━━ DATA TO PROCESS ━━

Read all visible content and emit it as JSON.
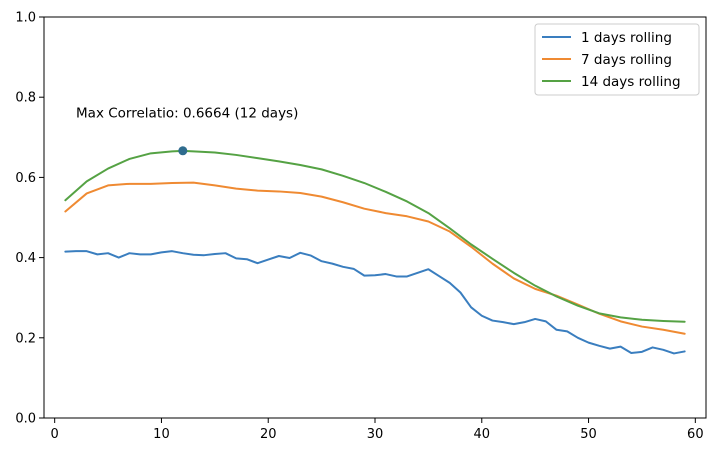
{
  "chart_data": {
    "type": "line",
    "xlim": [
      -1,
      61
    ],
    "ylim": [
      0.0,
      1.0
    ],
    "xticks": [
      0,
      10,
      20,
      30,
      40,
      50,
      60
    ],
    "yticks": [
      0.0,
      0.2,
      0.4,
      0.6,
      0.8,
      1.0
    ],
    "ytick_labels": [
      "0.0",
      "0.2",
      "0.4",
      "0.6",
      "0.8",
      "1.0"
    ],
    "legend_position": "top-right",
    "grid": false,
    "series": [
      {
        "name": "1 days rolling",
        "color": "#3a7ebf",
        "x": [
          1,
          2,
          3,
          4,
          5,
          6,
          7,
          8,
          9,
          10,
          11,
          12,
          13,
          14,
          15,
          16,
          17,
          18,
          19,
          20,
          21,
          22,
          23,
          24,
          25,
          26,
          27,
          28,
          29,
          30,
          31,
          32,
          33,
          34,
          35,
          36,
          37,
          38,
          39,
          40,
          41,
          42,
          43,
          44,
          45,
          46,
          47,
          48,
          49,
          50,
          51,
          52,
          53,
          54,
          55,
          56,
          57,
          58,
          59
        ],
        "values": [
          0.415,
          0.416,
          0.416,
          0.408,
          0.411,
          0.4,
          0.411,
          0.408,
          0.408,
          0.413,
          0.416,
          0.411,
          0.407,
          0.406,
          0.409,
          0.411,
          0.398,
          0.396,
          0.386,
          0.395,
          0.404,
          0.399,
          0.412,
          0.405,
          0.391,
          0.385,
          0.377,
          0.372,
          0.355,
          0.356,
          0.359,
          0.353,
          0.353,
          0.362,
          0.371,
          0.354,
          0.337,
          0.313,
          0.276,
          0.255,
          0.243,
          0.239,
          0.234,
          0.239,
          0.247,
          0.241,
          0.22,
          0.216,
          0.2,
          0.188,
          0.18,
          0.173,
          0.178,
          0.162,
          0.165,
          0.176,
          0.17,
          0.161,
          0.166
        ]
      },
      {
        "name": "7 days rolling",
        "color": "#ef8a32",
        "x": [
          1,
          3,
          5,
          7,
          9,
          11,
          13,
          15,
          17,
          19,
          21,
          23,
          25,
          27,
          29,
          31,
          33,
          35,
          37,
          39,
          41,
          43,
          45,
          47,
          49,
          51,
          53,
          55,
          57,
          59
        ],
        "values": [
          0.515,
          0.56,
          0.58,
          0.584,
          0.584,
          0.586,
          0.587,
          0.58,
          0.572,
          0.567,
          0.565,
          0.561,
          0.552,
          0.538,
          0.522,
          0.511,
          0.503,
          0.49,
          0.465,
          0.427,
          0.385,
          0.348,
          0.322,
          0.305,
          0.283,
          0.26,
          0.241,
          0.228,
          0.22,
          0.21
        ]
      },
      {
        "name": "14 days rolling",
        "color": "#55a244",
        "x": [
          1,
          3,
          5,
          7,
          9,
          11,
          12,
          13,
          15,
          17,
          19,
          21,
          23,
          25,
          27,
          29,
          31,
          33,
          35,
          37,
          39,
          41,
          43,
          45,
          47,
          49,
          51,
          53,
          55,
          57,
          59
        ],
        "values": [
          0.543,
          0.59,
          0.622,
          0.646,
          0.66,
          0.665,
          0.666,
          0.665,
          0.662,
          0.656,
          0.648,
          0.64,
          0.631,
          0.62,
          0.604,
          0.586,
          0.564,
          0.54,
          0.511,
          0.473,
          0.433,
          0.397,
          0.362,
          0.33,
          0.303,
          0.28,
          0.261,
          0.251,
          0.245,
          0.242,
          0.24
        ]
      }
    ],
    "annotations": [
      {
        "text": "Max Correlatio: 0.6664 (12 days)",
        "x": 2,
        "y": 0.762
      }
    ],
    "markers": [
      {
        "x": 12,
        "y": 0.6664,
        "color": "#2f6c8e"
      }
    ]
  }
}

━━━

Collect the complete line wherever the string "rolling" appears in the records.

* SOLVED PROBLEM
        "name": "1 days rolling",
        "name": "7 days rolling",
        "name": "14 days rolling",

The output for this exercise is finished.